**THINGS TO DO:**
1. From the passage on low frustration tolerance, return the part that opens with the words containing "The cause is" and closes with "learned reactions to frustration.".
2. Answer these questions using the passage on low frustration tolerance:
(a) Which emotion does other research find is most often reported by self-harmers?
(b) What does the passage call one of the more serious dangers of frustration?
(c) Where do personality and behavioral traits all begin?
3. Continue the passage on low frustration tolerance from its last sentence.

**TEXT BLOCK:**
[Start of section]
Other research found that intolerable tension is the most frequent emotion reported by self-harmers, and that self-harming, such as cutting, reduced the tension (Harrington, 2005). Ellis emphatically states, “that low frustration tolerance (LFT) is one of the most common instigators of people’s emotional disturbing.” He continues, “forms of it are ubiquitous: people procrastinate on tasks and miss important deadlines; they voluntarily start a project and then give it up when they encounter snags; they seek medical advice and then refuse to abide by it; and fail to start or persist in numerous other beneficial aspects of everyday life” (Ellis, 2002, p. 28).

One of the more serious dangers of frustration is misplaced aggression, abusing unsuspecting others as an outlet for our stress. In a cruel game of passing the stress along, we react, causing harm to those more vulnerable than ourselves.

What Causes of Low Frustration Tolerance?

The cause is never simple. Many factors combine to create a trait. Genes, prenatal development, parenting, neighborhoods, and trauma. Even when research discovers associated causes, individual reaction to the same causes vary greatly. Many suggested cures ignore the complexity, focusing on single causes. Even great minds, like that of Albert Ellis, often delve into single causes (such as unrealistic beliefs) and fail to include the possible presence of other significant contributors when designing treatment plans.

Personality and behavioral traits all begin in the genes. Embryos inherit their biological equipment. They are born with varying levels of sensitivity to their environments. These beginnings influence all interactions, setting the foundation for learned reactions to frustration.
[End of section]
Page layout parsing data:
[Start of section]
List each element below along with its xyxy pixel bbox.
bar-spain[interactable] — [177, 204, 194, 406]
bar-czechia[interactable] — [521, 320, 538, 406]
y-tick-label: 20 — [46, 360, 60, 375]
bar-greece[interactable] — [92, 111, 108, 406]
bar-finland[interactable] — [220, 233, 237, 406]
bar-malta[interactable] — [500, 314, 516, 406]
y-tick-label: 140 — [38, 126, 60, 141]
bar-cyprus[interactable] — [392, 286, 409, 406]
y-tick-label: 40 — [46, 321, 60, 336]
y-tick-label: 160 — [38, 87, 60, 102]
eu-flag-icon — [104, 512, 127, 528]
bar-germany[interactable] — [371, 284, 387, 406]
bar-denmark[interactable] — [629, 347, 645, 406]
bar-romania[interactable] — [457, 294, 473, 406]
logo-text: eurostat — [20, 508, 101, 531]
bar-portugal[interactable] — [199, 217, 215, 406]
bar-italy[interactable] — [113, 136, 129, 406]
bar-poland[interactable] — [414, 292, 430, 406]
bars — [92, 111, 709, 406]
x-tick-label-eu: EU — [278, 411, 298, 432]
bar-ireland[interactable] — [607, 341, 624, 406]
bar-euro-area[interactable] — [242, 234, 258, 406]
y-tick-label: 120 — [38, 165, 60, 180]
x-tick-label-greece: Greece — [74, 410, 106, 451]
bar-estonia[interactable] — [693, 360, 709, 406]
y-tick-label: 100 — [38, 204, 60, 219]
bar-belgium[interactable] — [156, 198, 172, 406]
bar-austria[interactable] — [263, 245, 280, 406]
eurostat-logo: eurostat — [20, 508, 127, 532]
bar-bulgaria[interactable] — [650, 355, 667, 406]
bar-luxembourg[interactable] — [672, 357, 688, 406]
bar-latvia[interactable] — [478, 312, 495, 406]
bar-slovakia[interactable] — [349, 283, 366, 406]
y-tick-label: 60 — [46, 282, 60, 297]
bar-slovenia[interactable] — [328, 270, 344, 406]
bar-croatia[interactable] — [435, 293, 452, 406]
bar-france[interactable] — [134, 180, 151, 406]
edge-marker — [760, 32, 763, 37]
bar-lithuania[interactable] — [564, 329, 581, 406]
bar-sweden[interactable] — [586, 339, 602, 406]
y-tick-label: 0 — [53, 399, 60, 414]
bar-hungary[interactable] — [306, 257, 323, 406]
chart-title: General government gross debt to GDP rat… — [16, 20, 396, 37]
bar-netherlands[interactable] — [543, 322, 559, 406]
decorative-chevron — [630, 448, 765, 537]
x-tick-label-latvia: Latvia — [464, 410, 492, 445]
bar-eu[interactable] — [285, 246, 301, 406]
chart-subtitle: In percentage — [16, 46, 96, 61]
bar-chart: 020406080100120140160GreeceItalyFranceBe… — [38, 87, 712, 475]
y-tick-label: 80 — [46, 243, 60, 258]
[End of section]
**ANSWER SECTION:**
1.
The cause is never simple. Many factors combine to create a trait. Genes, prenatal development, parenting, neighborhoods, and trauma. Even when research discovers associated causes, individual reaction to the same causes vary greatly. Many suggested cures ignore the complexity, focusing on single causes. Even great minds, like that of Albert Ellis, often delve into single causes (such as unrealistic beliefs) and fail to include the possible presence of other significant contributors when designing treatment plans.

Personality and behavioral traits all begin in the genes. Embryos inherit their biological equipment. They are born with varying levels of sensitivity to their environments. These beginnings influence all interactions, setting the foundation for learned reactions to frustration.

2.
(a) Intolerable tension.
(b) Misplaced aggression, abusing unsuspecting others as an outlet for our stress.
(c) In the genes.

3.
“Prenatal environments can either maximize healthy development or create biological behavioral vulnerabilities in a child’s brain. (Karr-Morse, 2014, Location 1217).

The child moves into a world of others. Attachmentssecurity, and trauma continue to enhance the trajectories of development. Daniel Seigel described frustration as a “precursor emotion” preceding the development of other emotional states such as Joy, fear, and anger. As a child develops, the differentiation of primary emotions into categorical ones becomes more and more sophisticated. (2020, Location 6349). Many adult emotions grow from the initial beginnings of frustration.

Parenting and Low Frustration Tolerance

Some researchers found associations between permissive parenting and a child’s frustration intolerance. Daniel Goleman in his bestselling book Emotional Intelligence explains, “It appears that mothers who protect their highly reactive infants from frustration and anxiety in the hope of effecting a benevolent outcome seem to exacerbate the infant’s uncertainty and produce the opposite effect.” He continues “the protective strategy backfires by depriving timid toddlers of the very opportunity to learn to calm themselves in the face of the unfamiliar, and so gain some small mastery of their fears” (2005, location 4464).

Robert Sapolsky describes permissive parenting, “there are few demands or expectations, rules are rarely enforced, and children set the agenda.” Sapolsky adds that permissive parenting often leads to “self-indulgent individuals with poor impulse control, low frustration tolerance, plus poor social skills thanks to living consequence-free childhoods” (2018, location 3302).

How  Can We Strengthen Frustration Tolerance?

There is hope. Most frustrations can be managed. In the Art of Somatic Coaching, author Richard Strozzi-Heckler wrote, “the consequences of relying on hope without new practices lead to a downward spiral of frustration, resignation, and hopelessness” (2014). With hope, we need techniques that work. The age old advice, “just deal with it,” is woefully insufficient for most.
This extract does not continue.